### Task prompt
Return each entry exactly, with none missing.
— START OF Input data —
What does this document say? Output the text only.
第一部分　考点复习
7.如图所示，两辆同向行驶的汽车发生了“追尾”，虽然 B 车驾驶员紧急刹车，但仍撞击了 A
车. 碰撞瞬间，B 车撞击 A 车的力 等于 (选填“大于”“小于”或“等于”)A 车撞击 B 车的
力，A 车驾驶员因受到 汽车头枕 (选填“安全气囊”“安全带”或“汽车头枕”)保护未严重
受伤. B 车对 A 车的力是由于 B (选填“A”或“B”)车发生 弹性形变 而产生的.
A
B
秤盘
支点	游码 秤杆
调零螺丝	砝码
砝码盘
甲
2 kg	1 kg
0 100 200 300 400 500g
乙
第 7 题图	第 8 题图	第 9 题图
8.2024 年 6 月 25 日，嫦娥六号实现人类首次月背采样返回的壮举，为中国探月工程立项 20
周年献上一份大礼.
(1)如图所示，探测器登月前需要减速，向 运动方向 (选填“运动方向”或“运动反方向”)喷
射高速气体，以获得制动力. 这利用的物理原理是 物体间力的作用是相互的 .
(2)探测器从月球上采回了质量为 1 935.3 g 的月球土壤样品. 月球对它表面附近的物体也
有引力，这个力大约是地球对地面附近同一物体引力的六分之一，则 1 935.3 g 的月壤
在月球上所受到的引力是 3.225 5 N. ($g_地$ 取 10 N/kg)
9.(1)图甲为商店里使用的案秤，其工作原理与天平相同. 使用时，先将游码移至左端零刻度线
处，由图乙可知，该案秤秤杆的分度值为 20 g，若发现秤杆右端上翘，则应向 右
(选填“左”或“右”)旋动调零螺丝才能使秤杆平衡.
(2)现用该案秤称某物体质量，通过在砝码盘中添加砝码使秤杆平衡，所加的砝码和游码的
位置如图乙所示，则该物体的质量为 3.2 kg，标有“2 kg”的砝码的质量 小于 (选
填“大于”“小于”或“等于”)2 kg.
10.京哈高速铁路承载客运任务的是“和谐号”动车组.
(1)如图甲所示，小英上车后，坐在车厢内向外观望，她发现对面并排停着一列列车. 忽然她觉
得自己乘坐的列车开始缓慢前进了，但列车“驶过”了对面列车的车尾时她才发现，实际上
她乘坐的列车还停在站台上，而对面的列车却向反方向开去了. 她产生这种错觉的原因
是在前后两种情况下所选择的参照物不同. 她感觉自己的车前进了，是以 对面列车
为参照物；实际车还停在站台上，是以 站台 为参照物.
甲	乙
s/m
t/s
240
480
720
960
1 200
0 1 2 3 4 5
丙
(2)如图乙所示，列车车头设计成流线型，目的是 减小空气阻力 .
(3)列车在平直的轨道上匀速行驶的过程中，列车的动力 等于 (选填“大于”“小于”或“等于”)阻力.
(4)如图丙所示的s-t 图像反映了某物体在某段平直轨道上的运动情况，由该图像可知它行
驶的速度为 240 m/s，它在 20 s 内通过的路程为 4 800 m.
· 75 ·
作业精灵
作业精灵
— END OF Input data —
### Completed exercise
What does this document say? Output the text only.
第一部分　考点复习
7.如图所示，两辆同向行驶的汽车发生了“追尾”，虽然 B 车驾驶员紧急刹车，但仍撞击了 A
车. 碰撞瞬间，B 车撞击 A 车的力 等于 (选填“大于”“小于”或“等于”)A 车撞击 B 车的
力，A 车驾驶员因受到 汽车头枕 (选填“安全气囊”“安全带”或“汽车头枕”)保护未严重
受伤. B 车对 A 车的力是由于 B (选填“A”或“B”)车发生 弹性形变 而产生的.
A
B
秤盘
支点	游码 秤杆
调零螺丝	砝码
砝码盘
甲
2 kg	1 kg
0 100 200 300 400 500g
乙
第 7 题图	第 8 题图	第 9 题图
8.2024 年 6 月 25 日，嫦娥六号实现人类首次月背采样返回的壮举，为中国探月工程立项 20
周年献上一份大礼.
(1)如图所示，探测器登月前需要减速，向 运动方向 (选填“运动方向”或“运动反方向”)喷
射高速气体，以获得制动力. 这利用的物理原理是 物体间力的作用是相互的 .
(2)探测器从月球上采回了质量为 1 935.3 g 的月球土壤样品. 月球对它表面附近的物体也
有引力，这个力大约是地球对地面附近同一物体引力的六分之一，则 1 935.3 g 的月壤
在月球上所受到的引力是 3.225 5 N. ($g_地$ 取 10 N/kg)
9.(1)图甲为商店里使用的案秤，其工作原理与天平相同. 使用时，先将游码移至左端零刻度线
处，由图乙可知，该案秤秤杆的分度值为 20 g，若发现秤杆右端上翘，则应向 右
(选填“左”或“右”)旋动调零螺丝才能使秤杆平衡.
(2)现用该案秤称某物体质量，通过在砝码盘中添加砝码使秤杆平衡，所加的砝码和游码的
位置如图乙所示，则该物体的质量为 3.2 kg，标有“2 kg”的砝码的质量 小于 (选
填“大于”“小于”或“等于”)2 kg.
10.京哈高速铁路承载客运任务的是“和谐号”动车组.
(1)如图甲所示，小英上车后，坐在车厢内向外观望，她发现对面并排停着一列列车. 忽然她觉
得自己乘坐的列车开始缓慢前进了，但列车“驶过”了对面列车的车尾时她才发现，实际上
她乘坐的列车还停在站台上，而对面的列车却向反方向开去了. 她产生这种错觉的原因
是在前后两种情况下所选择的参照物不同. 她感觉自己的车前进了，是以 对面列车
为参照物；实际车还停在站台上，是以 站台 为参照物.
甲	乙
s/m
t/s
240
480
720
960
1 200
0 1 2 3 4 5
丙
(2)如图乙所示，列车车头设计成流线型，目的是 减小空气阻力 .
(3)列车在平直的轨道上匀速行驶的过程中，列车的动力 等于 (选填“大于”“小于”或“等于”)阻力.
(4)如图丙所示的s-t 图像反映了某物体在某段平直轨道上的运动情况，由该图像可知它行
驶的速度为 240 m/s，它在 20 s 内通过的路程为 4 800 m.
· 75 ·
作业精灵
作业精灵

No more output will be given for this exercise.